* _Dataset items_

******************************

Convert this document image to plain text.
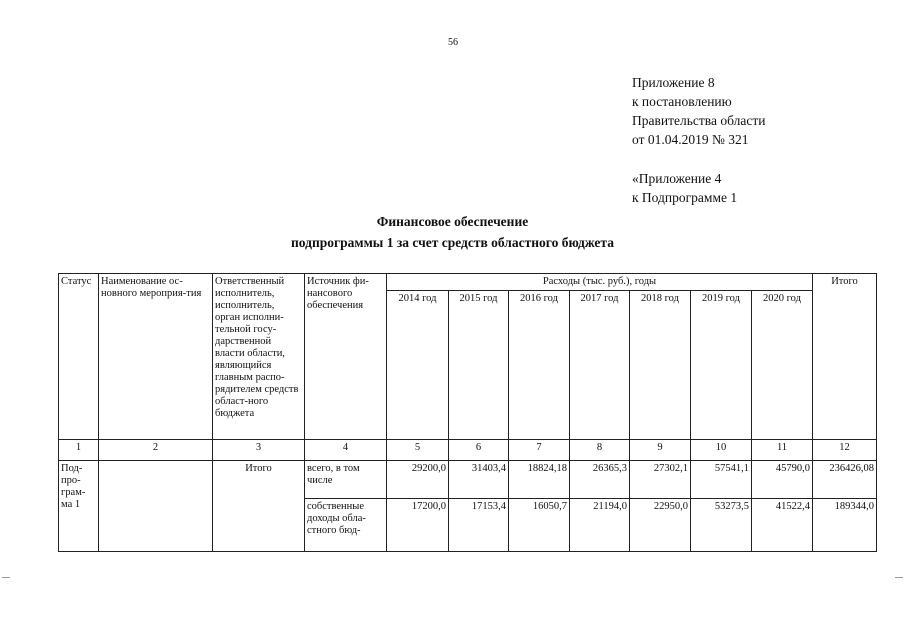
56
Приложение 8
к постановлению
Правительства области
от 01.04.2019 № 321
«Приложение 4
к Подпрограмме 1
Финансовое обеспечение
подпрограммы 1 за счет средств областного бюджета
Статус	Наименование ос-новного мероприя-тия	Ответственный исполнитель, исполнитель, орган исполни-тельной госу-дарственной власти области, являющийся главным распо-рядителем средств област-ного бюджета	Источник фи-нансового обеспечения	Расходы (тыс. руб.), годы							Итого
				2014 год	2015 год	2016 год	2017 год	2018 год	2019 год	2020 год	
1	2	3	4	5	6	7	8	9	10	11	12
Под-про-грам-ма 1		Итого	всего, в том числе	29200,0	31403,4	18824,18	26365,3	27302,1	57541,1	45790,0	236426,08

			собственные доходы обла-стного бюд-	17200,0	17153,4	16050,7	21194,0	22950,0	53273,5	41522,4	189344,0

******************************

* _Your objective_
Pictures are to be left out; the records above must be repeated word for word.

* _Full response_
Convert this document image to plain text.
56
Приложение 8
к постановлению
Правительства области
от 01.04.2019 № 321
«Приложение 4
к Подпрограмме 1
Финансовое обеспечение
подпрограммы 1 за счет средств областного бюджета
Статус	Наименование ос-новного мероприя-тия	Ответственный исполнитель, исполнитель, орган исполни-тельной госу-дарственной власти области, являющийся главным распо-рядителем средств област-ного бюджета	Источник фи-нансового обеспечения	Расходы (тыс. руб.), годы							Итого
				2014 год	2015 год	2016 год	2017 год	2018 год	2019 год	2020 год	
1	2	3	4	5	6	7	8	9	10	11	12
Под-про-грам-ма 1		Итого	всего, в том числе	29200,0	31403,4	18824,18	26365,3	27302,1	57541,1	45790,0	236426,08

			собственные доходы обла-стного бюд-	17200,0	17153,4	16050,7	21194,0	22950,0	53273,5	41522,4	189344,0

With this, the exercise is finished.